### About this exercise
Extend the commentary on Boris Johnson's conference speech and the Nuclear Non-Proliferation Treaty, picking up right after its final sentence.

In his speech to the Conservative Party Conference this year, Britain’s Secretary of State for Foreign and Commonwealth Affairs Boris Johnson said:

‘The world needs Global Britain more than ever as a campaigner for the values we believe in ... Of course there are those who say that we can’t do it – that we are too small, too feeble, too geopolitically reduced to have that kind of influence.

I think of the pogonologically challenged Labour party, where they literally want to abolish the armed services and to keep our new nuclear submarines as a demented job creation programme – sending them to sea without any nukes aboard so that the whole nation is turned into a kind of glorified military capon firing blanks.

I am not going to pretend that this country is something we are not. … When I go into the Map Room of Palmerston I cannot help remembering that this country over the last two hundred years has directed the invasion or conquest of 178 countries – that is most of the members of the UN – not a point I majored on in New York at the UN, and that is because those days are gone forever and that is a profoundly good thing.’

Notice how effortlessly Mr Johnson segways from 'Global Britain' to nuclear armament via sexualised metaphors to the loss of empire. But apart from the frivolous tone of Johnson’s portrayal of imperialism, the question is whether the days of empire really are gone, as Mr Johnson seems to suggest. For even if the time of formal empire may be over, the Nuclear Non-Proliferation Treaty testifies how echoes of empire ring out over time.

The NPT clearly obligates Britain and the other nuclear-weapon states to disarm, but it doesn’t actually prohibit nuclear weapons. That is, it prohibits them for all but the five ‘nuclear-weapon states’ (the same as the permanent members of the UN Security Council: USA, UK, France, Russia and China), which are committed to disarm. This unique legal architecture has allowed people like former Labour Prime Minister Tony Blair to assert that the NPT ‘makes it absolutely clear that Britain has the right to possess nuclear weapons’ and that ‘it is clear that those who are the major nuclear powers can remain nuclear powers’.

Negotiated and adopted in the mid 1960s, before decolonisation was complete and as most of the new states in the Global South were still finding their feet in the negotiating forums in Geneva and New York, the NPT was a product of asymmetries of power and privilege. It is an expression of the idea that some states are ‘more equal’ than others.

### Given data
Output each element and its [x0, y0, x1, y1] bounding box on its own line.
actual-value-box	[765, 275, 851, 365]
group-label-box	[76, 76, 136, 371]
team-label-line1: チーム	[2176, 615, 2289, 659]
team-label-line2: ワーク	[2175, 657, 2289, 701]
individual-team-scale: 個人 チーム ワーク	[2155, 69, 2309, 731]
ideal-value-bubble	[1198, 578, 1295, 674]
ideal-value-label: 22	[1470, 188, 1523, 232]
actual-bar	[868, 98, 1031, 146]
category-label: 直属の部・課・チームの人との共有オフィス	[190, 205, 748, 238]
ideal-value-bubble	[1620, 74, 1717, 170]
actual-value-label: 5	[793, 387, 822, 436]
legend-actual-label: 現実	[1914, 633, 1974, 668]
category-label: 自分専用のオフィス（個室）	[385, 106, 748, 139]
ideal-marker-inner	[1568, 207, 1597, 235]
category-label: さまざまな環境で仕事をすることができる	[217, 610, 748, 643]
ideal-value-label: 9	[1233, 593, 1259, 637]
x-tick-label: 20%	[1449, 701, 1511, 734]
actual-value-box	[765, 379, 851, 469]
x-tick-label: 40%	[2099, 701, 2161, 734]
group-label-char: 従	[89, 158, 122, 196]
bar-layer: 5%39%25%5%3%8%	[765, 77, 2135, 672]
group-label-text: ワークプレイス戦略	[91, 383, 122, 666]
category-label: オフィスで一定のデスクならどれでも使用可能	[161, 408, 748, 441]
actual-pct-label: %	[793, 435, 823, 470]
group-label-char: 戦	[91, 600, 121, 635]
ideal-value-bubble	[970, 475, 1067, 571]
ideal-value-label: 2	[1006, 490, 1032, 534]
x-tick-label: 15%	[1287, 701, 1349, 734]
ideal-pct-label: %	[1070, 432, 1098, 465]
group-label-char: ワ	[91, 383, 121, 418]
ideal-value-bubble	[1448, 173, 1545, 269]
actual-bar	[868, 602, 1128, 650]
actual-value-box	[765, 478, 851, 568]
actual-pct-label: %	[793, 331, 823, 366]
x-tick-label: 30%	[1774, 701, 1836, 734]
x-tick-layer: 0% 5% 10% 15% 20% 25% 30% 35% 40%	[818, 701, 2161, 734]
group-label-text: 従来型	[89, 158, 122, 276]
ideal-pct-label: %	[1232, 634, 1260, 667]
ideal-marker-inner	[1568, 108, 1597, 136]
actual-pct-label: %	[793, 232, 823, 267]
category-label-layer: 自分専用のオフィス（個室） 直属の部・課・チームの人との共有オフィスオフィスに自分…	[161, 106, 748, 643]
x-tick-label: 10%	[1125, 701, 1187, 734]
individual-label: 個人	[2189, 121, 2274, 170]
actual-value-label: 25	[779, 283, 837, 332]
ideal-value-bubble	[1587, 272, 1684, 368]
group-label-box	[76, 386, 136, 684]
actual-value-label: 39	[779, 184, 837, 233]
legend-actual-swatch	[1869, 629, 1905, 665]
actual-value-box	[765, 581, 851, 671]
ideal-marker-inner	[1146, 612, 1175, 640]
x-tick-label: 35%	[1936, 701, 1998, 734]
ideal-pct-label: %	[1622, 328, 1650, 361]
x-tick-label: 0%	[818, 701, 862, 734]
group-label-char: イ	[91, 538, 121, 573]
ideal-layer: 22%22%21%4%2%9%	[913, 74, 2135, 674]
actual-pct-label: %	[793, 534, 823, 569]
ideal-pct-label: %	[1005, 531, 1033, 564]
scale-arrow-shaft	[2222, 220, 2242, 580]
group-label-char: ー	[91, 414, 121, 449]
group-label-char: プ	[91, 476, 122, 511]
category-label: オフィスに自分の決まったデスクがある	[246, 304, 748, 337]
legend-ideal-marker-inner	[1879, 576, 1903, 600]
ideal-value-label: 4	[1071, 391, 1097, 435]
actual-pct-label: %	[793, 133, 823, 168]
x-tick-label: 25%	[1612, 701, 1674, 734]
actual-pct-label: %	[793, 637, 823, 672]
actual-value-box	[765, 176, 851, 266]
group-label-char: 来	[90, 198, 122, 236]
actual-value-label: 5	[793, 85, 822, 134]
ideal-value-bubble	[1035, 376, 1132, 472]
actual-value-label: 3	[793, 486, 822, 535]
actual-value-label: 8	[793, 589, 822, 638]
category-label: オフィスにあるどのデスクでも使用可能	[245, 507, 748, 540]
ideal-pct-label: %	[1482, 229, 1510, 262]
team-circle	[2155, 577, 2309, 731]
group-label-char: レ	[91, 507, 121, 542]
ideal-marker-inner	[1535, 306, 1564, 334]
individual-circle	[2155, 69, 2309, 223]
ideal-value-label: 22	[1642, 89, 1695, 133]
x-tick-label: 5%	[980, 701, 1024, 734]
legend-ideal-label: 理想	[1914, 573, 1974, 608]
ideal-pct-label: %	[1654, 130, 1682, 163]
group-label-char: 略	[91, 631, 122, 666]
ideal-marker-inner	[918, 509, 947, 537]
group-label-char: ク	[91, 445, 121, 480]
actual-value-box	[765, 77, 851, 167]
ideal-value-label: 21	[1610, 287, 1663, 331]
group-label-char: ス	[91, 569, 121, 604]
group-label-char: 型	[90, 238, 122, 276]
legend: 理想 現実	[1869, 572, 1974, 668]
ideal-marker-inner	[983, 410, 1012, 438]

### Written response
For the first time, a coalition of states, mostly from the Global South, have tabled a UN resolution to start negotiations on a new legal instrument banning nuclear weapons

Like imperialism, nuclearism involves holding the lives and property of distant people in check – people who have not been asked for their consent. Nuclear war does not just involve an attacker and a defender: since the catastrophic humanitarian and climatic consequences of nuclear war can’t be constrained by borders, nuclear violence is inevitably exported to third parties.

Action from the Global South

This year, for the first time, a coalition of states, most of them from the Global South, but also neutral European states, have tabled a resolution at the UN General Assembly’s First Committee mandating the initiation of negotiations on a new legal instrument banning nuclear weapons. It will be voted on on 27 October 2016.

Such a treaty would declare nuclear weapons illegal for all states, regardless of the time at which they acquired the bomb or the size and grandeur of the map rooms and offices in their government buildings. None of the nuclear-armed states are likely to engage with this process, and the ban, if it is adopted, will most likely be signed only by non-nuclear-weapon states at first.

So far, Britain has opposed the ban initiative with impressive vigour.

But the ban movement is significant. It signals a decisive push against an embarrassing relic of empire and inequality in international society. Boris Johnson, the staunch opponent of empire he apparently is, should embrace it.